• **TASK DIRECTIONS**:
Tally every line of the material that includes "this", then give the tally and nothing else.

• **DATA SUPPLIED**:
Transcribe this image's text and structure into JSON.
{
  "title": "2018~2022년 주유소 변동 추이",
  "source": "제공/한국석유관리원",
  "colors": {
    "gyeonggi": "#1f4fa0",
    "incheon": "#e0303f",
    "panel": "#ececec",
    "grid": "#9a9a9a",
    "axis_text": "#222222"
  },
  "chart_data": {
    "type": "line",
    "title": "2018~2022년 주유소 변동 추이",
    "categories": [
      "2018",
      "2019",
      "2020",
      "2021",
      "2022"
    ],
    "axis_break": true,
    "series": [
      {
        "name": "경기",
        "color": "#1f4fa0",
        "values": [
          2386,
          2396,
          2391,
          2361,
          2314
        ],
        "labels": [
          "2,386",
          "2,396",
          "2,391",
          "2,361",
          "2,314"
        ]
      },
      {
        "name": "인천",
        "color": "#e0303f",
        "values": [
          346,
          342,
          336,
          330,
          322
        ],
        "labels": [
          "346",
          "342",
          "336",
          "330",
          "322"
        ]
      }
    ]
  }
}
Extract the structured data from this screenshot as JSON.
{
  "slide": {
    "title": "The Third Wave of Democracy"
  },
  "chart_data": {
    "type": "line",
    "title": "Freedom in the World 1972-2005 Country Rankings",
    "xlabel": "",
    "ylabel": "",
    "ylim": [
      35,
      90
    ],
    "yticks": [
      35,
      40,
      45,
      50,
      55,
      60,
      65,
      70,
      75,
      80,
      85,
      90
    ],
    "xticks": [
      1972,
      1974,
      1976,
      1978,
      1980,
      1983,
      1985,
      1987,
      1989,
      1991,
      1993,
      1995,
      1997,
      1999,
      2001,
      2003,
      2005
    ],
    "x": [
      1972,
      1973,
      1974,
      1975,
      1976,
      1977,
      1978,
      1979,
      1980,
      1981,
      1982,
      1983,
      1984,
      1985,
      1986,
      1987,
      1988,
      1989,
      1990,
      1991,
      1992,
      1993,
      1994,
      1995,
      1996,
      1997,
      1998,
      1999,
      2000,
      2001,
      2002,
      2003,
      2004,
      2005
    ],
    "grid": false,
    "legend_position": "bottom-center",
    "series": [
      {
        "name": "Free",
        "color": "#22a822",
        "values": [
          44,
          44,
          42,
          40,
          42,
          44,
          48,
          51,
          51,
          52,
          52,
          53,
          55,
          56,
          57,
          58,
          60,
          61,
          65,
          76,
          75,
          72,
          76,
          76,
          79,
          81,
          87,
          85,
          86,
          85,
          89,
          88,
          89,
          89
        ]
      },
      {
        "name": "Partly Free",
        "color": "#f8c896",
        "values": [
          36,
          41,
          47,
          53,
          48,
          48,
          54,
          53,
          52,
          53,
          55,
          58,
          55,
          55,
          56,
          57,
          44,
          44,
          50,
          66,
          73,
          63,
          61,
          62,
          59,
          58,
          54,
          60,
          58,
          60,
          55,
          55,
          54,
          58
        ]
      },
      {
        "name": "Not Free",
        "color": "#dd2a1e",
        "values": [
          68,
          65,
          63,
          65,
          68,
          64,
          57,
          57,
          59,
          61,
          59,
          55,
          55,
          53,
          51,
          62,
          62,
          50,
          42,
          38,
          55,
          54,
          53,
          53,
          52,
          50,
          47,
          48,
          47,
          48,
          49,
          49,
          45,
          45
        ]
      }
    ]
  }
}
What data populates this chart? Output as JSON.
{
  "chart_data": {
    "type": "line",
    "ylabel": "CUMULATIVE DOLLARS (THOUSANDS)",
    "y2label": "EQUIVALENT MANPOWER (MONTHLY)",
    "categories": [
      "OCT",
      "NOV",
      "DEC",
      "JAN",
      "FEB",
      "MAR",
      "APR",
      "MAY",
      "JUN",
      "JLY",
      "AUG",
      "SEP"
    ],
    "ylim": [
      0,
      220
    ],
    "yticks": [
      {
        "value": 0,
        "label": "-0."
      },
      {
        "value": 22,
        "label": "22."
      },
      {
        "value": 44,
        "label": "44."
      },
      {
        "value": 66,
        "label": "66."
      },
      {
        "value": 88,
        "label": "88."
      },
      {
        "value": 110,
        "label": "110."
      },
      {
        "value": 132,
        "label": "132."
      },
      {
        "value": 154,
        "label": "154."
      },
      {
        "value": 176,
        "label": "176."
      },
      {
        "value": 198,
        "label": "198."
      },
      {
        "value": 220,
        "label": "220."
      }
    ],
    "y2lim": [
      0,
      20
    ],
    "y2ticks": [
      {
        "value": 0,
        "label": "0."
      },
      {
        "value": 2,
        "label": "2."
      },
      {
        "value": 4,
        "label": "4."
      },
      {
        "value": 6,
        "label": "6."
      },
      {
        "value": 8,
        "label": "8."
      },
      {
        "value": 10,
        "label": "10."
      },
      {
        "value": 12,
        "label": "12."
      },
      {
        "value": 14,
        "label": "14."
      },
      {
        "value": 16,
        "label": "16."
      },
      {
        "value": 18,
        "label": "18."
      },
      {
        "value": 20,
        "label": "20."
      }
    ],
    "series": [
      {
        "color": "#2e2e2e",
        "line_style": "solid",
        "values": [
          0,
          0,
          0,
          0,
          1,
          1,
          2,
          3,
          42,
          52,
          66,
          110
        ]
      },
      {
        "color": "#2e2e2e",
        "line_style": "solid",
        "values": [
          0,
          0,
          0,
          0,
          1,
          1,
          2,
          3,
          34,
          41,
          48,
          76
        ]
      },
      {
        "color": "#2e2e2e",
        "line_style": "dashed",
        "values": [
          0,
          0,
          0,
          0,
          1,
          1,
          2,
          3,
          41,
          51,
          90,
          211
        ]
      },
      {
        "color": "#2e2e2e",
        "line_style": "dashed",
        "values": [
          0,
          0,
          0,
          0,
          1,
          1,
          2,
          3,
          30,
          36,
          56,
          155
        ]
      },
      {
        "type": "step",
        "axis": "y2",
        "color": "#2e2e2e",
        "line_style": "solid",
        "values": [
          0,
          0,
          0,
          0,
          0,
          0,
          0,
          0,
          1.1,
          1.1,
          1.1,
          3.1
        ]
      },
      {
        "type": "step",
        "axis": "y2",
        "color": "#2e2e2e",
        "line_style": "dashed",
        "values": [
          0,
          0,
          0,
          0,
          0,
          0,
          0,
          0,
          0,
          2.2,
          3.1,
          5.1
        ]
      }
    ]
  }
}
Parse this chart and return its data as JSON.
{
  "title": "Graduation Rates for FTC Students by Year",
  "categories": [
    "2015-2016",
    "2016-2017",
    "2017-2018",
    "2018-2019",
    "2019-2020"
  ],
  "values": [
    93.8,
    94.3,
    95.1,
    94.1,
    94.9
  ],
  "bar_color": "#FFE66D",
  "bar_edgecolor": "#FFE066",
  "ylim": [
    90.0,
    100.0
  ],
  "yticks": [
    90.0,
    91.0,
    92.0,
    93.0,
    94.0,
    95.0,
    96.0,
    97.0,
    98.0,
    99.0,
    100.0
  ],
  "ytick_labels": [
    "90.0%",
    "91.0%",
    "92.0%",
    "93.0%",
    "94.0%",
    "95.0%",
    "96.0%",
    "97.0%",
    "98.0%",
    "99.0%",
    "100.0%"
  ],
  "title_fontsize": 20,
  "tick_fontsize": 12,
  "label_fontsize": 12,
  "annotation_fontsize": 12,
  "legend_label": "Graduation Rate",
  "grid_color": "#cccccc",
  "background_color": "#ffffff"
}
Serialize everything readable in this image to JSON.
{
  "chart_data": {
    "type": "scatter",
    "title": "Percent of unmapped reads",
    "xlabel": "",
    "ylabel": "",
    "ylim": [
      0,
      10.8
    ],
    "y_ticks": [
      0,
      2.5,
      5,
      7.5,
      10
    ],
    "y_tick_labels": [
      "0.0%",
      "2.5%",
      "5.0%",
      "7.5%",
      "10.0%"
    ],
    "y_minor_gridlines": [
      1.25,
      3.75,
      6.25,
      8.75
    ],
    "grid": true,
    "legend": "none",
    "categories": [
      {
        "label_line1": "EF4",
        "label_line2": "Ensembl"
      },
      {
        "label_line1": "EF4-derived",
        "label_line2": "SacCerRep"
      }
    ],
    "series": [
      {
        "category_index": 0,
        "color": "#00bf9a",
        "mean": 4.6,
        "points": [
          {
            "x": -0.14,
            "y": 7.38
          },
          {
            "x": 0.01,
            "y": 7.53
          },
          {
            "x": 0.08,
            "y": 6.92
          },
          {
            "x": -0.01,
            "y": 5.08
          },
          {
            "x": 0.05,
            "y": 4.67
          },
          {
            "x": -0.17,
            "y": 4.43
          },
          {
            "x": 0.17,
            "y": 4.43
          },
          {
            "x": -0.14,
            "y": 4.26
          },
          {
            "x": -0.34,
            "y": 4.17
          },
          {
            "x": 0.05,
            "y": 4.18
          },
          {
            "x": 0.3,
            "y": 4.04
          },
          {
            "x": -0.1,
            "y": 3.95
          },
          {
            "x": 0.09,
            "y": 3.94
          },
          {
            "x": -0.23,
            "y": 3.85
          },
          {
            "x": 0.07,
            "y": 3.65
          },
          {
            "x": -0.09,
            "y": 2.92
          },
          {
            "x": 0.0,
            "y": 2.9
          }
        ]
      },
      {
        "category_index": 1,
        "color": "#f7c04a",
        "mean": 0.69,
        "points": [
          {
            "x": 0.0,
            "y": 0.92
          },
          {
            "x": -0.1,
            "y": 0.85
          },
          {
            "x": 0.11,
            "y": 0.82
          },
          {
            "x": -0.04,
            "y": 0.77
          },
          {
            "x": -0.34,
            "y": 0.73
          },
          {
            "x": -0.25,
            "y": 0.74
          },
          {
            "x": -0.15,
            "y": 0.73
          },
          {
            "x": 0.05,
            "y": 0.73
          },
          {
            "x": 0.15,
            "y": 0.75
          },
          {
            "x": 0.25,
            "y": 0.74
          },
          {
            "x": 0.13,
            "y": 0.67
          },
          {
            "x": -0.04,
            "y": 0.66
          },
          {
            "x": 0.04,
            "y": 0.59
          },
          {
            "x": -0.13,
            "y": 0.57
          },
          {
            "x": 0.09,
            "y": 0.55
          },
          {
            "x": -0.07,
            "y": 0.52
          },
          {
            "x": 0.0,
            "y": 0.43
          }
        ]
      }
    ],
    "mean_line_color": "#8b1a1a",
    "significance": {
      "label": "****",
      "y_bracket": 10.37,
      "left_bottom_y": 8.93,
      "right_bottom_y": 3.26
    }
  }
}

• **WORKED SOLUTION**:
5